• Excerpts from a dataset:

----

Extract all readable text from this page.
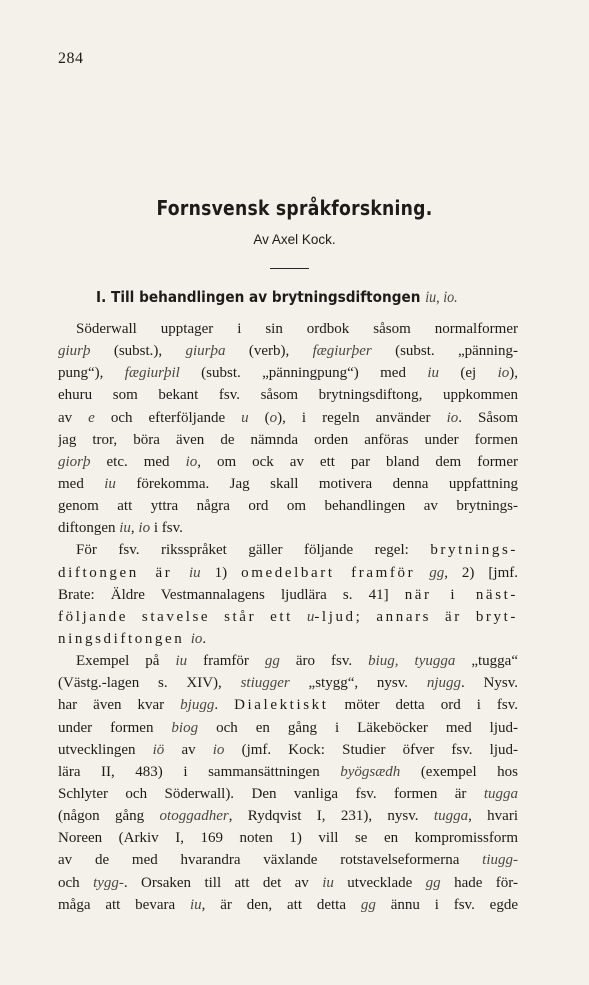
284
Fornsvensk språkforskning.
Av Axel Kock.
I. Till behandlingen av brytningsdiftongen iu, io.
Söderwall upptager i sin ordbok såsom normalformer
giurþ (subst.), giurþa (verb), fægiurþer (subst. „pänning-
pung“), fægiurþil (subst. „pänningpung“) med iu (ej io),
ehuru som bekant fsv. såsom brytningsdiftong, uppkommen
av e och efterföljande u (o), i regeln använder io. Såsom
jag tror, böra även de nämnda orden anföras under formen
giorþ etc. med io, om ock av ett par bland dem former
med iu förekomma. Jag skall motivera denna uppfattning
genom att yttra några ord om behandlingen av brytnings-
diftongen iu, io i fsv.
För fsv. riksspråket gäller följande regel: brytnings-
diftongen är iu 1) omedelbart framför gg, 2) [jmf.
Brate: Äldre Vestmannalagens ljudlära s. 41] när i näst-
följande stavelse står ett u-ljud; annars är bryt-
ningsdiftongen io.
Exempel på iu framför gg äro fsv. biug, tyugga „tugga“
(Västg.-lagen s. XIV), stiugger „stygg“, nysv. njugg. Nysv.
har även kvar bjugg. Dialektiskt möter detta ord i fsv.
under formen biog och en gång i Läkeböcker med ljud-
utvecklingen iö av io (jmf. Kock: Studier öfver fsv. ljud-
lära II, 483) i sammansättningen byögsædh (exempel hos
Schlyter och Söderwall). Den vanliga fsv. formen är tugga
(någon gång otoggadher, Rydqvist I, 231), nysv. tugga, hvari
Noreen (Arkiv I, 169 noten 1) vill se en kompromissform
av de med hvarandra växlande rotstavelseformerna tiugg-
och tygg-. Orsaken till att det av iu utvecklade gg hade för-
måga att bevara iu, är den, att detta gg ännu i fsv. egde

----

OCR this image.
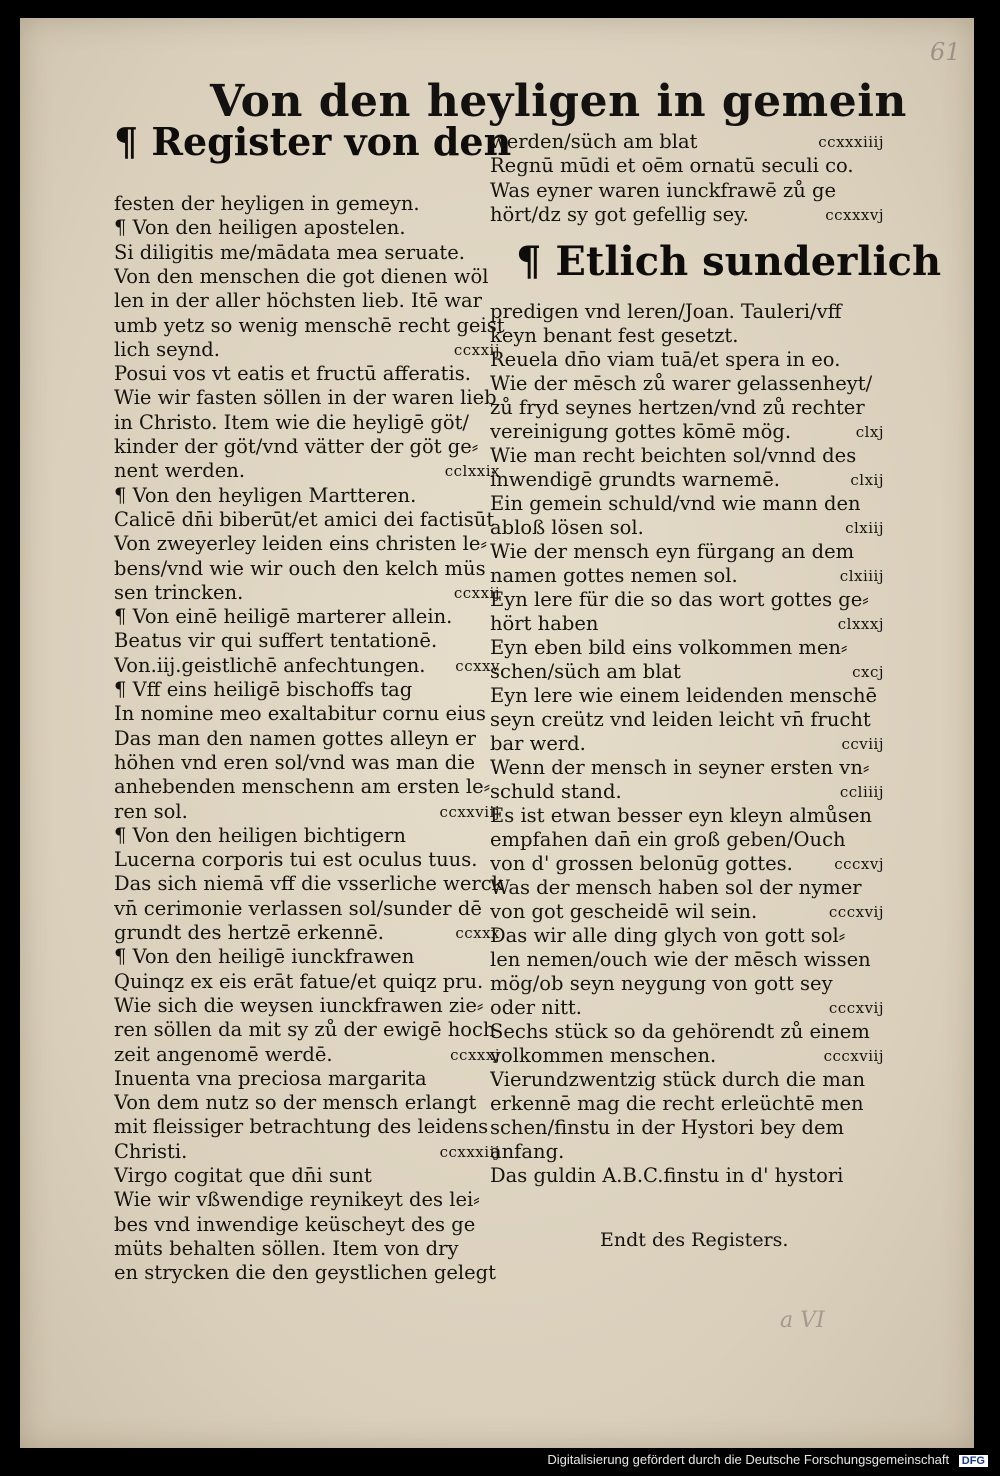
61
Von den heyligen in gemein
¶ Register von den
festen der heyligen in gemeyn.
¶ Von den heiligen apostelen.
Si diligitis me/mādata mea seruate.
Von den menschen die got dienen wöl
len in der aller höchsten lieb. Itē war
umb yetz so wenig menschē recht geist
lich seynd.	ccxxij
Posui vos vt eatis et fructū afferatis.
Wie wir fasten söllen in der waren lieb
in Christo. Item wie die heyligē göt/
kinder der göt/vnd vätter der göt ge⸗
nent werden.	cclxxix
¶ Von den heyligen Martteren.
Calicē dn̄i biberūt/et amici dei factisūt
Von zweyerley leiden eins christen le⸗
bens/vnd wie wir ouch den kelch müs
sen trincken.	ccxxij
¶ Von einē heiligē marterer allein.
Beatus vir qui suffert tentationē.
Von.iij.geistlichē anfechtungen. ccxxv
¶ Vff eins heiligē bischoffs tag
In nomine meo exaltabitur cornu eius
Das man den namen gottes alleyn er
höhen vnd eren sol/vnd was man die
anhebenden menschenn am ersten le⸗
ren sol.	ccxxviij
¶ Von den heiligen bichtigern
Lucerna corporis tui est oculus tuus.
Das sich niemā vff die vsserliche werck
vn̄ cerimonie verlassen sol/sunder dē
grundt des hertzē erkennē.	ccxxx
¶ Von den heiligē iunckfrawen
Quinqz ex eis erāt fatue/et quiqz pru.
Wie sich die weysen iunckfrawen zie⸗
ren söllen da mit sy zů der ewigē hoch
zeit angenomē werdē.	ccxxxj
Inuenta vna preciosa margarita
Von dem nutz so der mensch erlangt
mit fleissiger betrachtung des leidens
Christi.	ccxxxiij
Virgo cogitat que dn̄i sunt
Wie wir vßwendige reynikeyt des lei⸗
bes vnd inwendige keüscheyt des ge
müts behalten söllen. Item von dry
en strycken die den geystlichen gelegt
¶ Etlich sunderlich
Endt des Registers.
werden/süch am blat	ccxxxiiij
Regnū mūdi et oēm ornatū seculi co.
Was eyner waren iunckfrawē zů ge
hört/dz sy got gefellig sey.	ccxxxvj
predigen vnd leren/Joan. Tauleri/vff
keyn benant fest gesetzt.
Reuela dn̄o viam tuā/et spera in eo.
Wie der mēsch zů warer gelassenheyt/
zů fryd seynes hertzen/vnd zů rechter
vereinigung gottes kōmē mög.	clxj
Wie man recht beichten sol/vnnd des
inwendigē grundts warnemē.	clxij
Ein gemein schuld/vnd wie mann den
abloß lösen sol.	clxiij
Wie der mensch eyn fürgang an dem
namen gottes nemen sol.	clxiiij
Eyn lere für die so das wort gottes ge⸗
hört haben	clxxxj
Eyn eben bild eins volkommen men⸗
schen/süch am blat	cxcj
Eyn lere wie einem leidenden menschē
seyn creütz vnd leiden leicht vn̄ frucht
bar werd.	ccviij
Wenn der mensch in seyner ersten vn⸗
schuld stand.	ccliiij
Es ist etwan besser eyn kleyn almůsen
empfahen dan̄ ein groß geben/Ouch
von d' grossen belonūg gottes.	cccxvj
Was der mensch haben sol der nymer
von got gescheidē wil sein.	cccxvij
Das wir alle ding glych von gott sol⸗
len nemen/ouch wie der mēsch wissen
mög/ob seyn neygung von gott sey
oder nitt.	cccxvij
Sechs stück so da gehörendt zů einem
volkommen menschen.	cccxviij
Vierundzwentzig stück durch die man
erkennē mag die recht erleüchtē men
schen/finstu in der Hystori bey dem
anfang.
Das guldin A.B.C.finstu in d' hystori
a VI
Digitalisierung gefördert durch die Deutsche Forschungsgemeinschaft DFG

----

• The task: Once the lines containing "formen" in the data above are counted, give the total by itself.

• Output for this task: 3